> **SET TASK**
Return every line of the records below verbatim, with no pictures in the copy.

> **RECORDS FOR THE TASK**

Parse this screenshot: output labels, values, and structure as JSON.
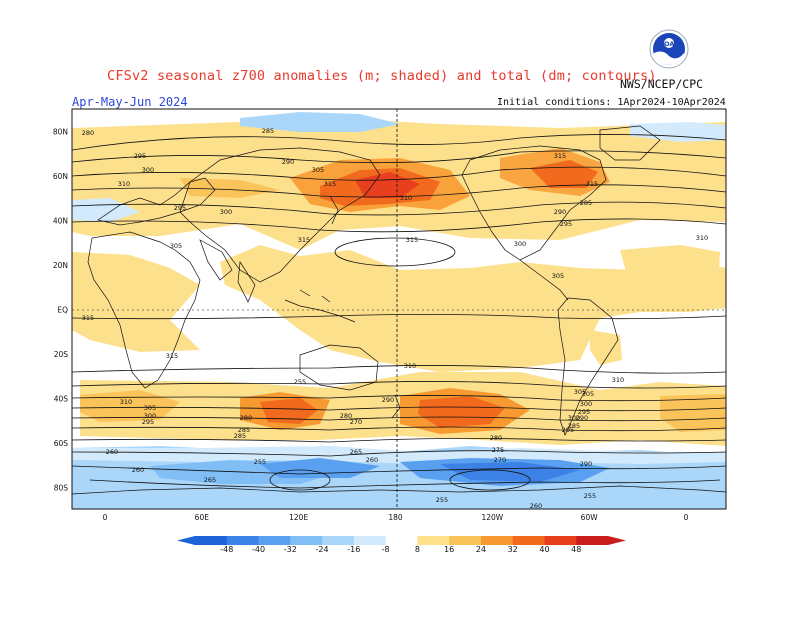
{
  "header": {
    "title": "CFSv2 seasonal z700 anomalies (m; shaded) and total (dm; contours)",
    "period": "Apr-May-Jun 2024",
    "initial_conditions": "Initial conditions: 1Apr2024-10Apr2024",
    "agency": "NWS/NCEP/CPC",
    "logo_text": "NOAA"
  },
  "map": {
    "lat_labels": [
      "80N",
      "60N",
      "40N",
      "20N",
      "EQ",
      "20S",
      "40S",
      "60S",
      "80S"
    ],
    "lon_labels": [
      "0",
      "60E",
      "120E",
      "180",
      "120W",
      "60W",
      "0"
    ],
    "contour_labels": [
      "285",
      "280",
      "290",
      "295",
      "300",
      "305",
      "310",
      "315",
      "295",
      "300",
      "305",
      "310",
      "315",
      "315",
      "285",
      "290",
      "295",
      "300",
      "305",
      "310",
      "315",
      "315",
      "315",
      "315",
      "310",
      "310",
      "305",
      "300",
      "295",
      "290",
      "285",
      "280",
      "275",
      "270",
      "265",
      "260",
      "255",
      "260",
      "265",
      "255",
      "260",
      "255",
      "255",
      "310",
      "305",
      "300",
      "295",
      "290",
      "280",
      "270",
      "285",
      "260",
      "280",
      "285",
      "290",
      "295",
      "300",
      "305"
    ]
  },
  "colorbar": {
    "ticks": [
      "-48",
      "-40",
      "-32",
      "-24",
      "-16",
      "-8",
      "8",
      "16",
      "24",
      "32",
      "40",
      "48"
    ],
    "colors": [
      "#1e64d8",
      "#3c82e6",
      "#5aa0f0",
      "#82bef6",
      "#aad6fa",
      "#d2eafc",
      "#ffffff",
      "#fde08c",
      "#fbc45a",
      "#f89a32",
      "#f26a1e",
      "#e8401e",
      "#c81e1e"
    ]
  }
}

> **EXERCISE RESULT**
Parse this screenshot: output labels, values, and structure as JSON.
{
  "header": {
    "title": "CFSv2 seasonal z700 anomalies (m; shaded) and total (dm; contours)",
    "period": "Apr-May-Jun 2024",
    "initial_conditions": "Initial conditions: 1Apr2024-10Apr2024",
    "agency": "NWS/NCEP/CPC",
    "logo_text": "NOAA"
  },
  "map": {
    "lat_labels": [
      "80N",
      "60N",
      "40N",
      "20N",
      "EQ",
      "20S",
      "40S",
      "60S",
      "80S"
    ],
    "lon_labels": [
      "0",
      "60E",
      "120E",
      "180",
      "120W",
      "60W",
      "0"
    ],
    "contour_labels": [
      "285",
      "280",
      "290",
      "295",
      "300",
      "305",
      "310",
      "315",
      "295",
      "300",
      "305",
      "310",
      "315",
      "315",
      "285",
      "290",
      "295",
      "300",
      "305",
      "310",
      "315",
      "315",
      "315",
      "315",
      "310",
      "310",
      "305",
      "300",
      "295",
      "290",
      "285",
      "280",
      "275",
      "270",
      "265",
      "260",
      "255",
      "260",
      "265",
      "255",
      "260",
      "255",
      "255",
      "310",
      "305",
      "300",
      "295",
      "290",
      "280",
      "270",
      "285",
      "260",
      "280",
      "285",
      "290",
      "295",
      "300",
      "305"
    ]
  },
  "colorbar": {
    "ticks": [
      "-48",
      "-40",
      "-32",
      "-24",
      "-16",
      "-8",
      "8",
      "16",
      "24",
      "32",
      "40",
      "48"
    ],
    "colors": [
      "#1e64d8",
      "#3c82e6",
      "#5aa0f0",
      "#82bef6",
      "#aad6fa",
      "#d2eafc",
      "#ffffff",
      "#fde08c",
      "#fbc45a",
      "#f89a32",
      "#f26a1e",
      "#e8401e",
      "#c81e1e"
    ]
  }
}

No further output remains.